[Data entries for graphics]
::::::
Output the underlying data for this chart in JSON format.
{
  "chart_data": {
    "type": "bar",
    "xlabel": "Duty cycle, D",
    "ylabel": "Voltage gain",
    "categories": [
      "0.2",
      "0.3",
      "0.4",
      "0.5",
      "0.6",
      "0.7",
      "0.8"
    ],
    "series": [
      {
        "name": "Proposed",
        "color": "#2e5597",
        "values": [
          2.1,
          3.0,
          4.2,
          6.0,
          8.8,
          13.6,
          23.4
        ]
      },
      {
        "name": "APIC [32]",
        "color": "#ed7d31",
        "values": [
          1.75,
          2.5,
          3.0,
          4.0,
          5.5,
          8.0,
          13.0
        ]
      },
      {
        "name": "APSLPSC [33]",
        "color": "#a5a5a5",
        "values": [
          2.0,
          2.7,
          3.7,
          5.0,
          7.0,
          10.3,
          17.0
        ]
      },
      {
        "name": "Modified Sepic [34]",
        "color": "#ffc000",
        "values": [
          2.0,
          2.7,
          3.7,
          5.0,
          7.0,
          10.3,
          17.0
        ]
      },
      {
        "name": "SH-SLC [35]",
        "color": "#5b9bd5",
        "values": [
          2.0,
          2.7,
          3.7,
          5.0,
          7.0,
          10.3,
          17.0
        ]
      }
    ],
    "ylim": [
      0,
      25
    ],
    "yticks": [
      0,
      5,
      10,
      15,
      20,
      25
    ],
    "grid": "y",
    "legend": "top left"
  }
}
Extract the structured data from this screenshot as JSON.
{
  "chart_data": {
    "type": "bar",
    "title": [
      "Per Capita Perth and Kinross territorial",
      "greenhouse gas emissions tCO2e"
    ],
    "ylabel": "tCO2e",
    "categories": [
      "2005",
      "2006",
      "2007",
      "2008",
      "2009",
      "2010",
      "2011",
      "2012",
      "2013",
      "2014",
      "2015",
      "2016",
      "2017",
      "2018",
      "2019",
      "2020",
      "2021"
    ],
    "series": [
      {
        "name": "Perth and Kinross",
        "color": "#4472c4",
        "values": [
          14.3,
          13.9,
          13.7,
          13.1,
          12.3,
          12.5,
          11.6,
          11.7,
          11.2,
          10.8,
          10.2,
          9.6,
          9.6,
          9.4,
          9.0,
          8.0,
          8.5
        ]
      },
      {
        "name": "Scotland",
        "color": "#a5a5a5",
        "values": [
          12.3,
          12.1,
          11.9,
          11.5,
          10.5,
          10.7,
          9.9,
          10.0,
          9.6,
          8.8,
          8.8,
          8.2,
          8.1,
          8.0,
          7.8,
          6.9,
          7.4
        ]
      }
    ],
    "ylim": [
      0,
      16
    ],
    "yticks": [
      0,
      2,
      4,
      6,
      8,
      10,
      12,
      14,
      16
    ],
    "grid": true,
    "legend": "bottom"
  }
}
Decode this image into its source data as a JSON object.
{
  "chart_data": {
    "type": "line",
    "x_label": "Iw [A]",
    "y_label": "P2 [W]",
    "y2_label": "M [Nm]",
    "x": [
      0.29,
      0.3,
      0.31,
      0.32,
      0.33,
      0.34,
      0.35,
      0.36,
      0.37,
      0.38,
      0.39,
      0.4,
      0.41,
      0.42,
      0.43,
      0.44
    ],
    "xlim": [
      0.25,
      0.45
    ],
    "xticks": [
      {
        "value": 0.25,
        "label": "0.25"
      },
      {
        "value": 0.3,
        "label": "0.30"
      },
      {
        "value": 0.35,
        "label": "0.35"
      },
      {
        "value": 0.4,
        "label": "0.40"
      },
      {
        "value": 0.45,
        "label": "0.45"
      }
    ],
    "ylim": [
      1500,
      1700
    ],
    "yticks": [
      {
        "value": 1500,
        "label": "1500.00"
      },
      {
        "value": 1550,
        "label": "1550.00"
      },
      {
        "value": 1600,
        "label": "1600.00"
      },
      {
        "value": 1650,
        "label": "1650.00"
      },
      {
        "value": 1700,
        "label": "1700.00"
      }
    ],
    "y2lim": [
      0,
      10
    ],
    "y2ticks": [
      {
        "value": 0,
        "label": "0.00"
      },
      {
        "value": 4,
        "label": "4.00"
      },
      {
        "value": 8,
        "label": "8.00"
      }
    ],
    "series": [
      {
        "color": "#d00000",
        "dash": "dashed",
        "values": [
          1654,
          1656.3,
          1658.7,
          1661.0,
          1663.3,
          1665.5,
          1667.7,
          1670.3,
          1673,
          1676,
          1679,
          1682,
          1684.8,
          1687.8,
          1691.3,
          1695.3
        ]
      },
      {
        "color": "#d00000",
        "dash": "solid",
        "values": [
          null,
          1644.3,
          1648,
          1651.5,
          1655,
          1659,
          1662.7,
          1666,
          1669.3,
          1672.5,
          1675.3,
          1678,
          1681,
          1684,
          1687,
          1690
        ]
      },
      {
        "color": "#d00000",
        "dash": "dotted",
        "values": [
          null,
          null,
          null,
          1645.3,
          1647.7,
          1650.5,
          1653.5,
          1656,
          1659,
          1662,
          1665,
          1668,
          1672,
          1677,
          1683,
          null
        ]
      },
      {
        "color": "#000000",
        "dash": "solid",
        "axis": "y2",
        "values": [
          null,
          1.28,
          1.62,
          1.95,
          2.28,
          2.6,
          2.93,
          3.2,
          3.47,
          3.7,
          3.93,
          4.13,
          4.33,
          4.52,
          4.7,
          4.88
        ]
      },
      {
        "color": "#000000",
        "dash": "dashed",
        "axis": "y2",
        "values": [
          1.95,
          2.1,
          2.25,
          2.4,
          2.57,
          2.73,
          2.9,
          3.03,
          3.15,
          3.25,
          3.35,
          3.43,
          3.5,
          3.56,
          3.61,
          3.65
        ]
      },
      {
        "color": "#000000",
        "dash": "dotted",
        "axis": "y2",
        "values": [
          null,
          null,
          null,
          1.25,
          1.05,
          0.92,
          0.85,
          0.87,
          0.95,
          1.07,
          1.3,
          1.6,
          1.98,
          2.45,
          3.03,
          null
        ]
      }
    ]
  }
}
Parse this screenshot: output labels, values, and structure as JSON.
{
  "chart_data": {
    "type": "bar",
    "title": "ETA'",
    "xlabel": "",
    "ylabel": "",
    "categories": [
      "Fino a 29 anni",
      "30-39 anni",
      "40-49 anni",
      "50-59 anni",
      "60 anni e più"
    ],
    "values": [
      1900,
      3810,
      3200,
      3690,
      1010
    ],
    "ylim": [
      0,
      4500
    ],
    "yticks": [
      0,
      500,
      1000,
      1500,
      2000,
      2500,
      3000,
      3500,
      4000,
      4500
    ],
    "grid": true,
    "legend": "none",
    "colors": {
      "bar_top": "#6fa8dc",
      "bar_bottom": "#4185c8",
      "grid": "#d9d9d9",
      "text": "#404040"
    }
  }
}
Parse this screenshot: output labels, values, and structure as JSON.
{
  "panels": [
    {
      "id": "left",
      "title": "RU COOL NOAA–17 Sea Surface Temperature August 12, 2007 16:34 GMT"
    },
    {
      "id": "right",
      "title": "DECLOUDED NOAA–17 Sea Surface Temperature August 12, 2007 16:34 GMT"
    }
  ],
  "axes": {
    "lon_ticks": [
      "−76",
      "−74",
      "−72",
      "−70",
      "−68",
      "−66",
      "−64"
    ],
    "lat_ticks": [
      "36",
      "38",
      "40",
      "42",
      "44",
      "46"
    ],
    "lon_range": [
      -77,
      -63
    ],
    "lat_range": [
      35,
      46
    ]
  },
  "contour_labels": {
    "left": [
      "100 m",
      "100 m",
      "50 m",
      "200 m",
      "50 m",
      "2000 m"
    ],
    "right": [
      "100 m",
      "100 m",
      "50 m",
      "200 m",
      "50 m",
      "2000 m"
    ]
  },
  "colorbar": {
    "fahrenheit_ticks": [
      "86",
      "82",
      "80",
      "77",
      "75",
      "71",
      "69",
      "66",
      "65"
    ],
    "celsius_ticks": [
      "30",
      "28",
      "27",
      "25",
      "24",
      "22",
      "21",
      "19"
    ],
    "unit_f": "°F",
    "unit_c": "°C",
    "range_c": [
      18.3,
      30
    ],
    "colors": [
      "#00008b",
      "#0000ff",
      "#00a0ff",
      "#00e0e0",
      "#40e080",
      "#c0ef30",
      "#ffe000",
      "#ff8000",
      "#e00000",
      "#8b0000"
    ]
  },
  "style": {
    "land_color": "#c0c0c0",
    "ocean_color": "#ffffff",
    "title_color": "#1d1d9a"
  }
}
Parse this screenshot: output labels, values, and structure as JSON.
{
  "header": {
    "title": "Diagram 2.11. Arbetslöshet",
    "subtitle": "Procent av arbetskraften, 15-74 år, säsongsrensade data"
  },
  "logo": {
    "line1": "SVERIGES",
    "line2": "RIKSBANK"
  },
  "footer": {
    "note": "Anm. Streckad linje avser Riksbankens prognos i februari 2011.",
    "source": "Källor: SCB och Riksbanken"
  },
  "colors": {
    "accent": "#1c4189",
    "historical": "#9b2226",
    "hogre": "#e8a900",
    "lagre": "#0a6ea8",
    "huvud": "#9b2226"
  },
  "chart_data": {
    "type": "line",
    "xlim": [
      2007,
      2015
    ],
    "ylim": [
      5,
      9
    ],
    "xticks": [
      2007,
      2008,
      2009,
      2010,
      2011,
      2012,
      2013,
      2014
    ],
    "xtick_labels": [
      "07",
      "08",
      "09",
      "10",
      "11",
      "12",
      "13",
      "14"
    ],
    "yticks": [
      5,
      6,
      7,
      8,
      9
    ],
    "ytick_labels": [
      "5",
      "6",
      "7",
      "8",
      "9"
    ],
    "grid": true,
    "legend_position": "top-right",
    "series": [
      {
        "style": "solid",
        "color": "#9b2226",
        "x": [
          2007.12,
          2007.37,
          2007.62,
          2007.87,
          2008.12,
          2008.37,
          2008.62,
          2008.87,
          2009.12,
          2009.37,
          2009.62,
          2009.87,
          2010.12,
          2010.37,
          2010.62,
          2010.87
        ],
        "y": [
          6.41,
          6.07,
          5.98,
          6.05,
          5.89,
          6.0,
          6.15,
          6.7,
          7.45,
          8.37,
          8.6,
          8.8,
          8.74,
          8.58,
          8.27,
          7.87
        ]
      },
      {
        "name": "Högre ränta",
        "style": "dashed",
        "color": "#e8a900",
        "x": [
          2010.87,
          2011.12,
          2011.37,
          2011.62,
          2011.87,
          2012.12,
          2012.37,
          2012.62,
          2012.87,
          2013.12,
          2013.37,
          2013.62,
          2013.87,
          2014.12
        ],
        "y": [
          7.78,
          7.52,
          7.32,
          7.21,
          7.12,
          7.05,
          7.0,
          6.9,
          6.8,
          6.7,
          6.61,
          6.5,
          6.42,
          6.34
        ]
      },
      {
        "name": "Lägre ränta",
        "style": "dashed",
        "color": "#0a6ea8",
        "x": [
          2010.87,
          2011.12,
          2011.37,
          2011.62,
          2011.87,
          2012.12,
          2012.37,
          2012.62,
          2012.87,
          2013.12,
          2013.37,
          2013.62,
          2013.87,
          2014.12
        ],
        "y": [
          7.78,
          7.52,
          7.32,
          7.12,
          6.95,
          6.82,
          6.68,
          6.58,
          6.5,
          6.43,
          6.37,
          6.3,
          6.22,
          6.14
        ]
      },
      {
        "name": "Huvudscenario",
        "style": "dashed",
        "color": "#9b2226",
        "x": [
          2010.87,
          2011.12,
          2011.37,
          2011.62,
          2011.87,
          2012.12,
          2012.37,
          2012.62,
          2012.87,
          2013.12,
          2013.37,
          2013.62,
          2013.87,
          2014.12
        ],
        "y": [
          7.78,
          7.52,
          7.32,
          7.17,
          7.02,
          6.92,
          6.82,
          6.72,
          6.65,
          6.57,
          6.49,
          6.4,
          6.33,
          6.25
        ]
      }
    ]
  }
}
::::::
## Work instructions
Identify the lines that hold the word "source". Copy every one of them.

## Result of this exercise
Decode this image into its source data as a JSON object.
    "source": "Källor: SCB och Riksbanken"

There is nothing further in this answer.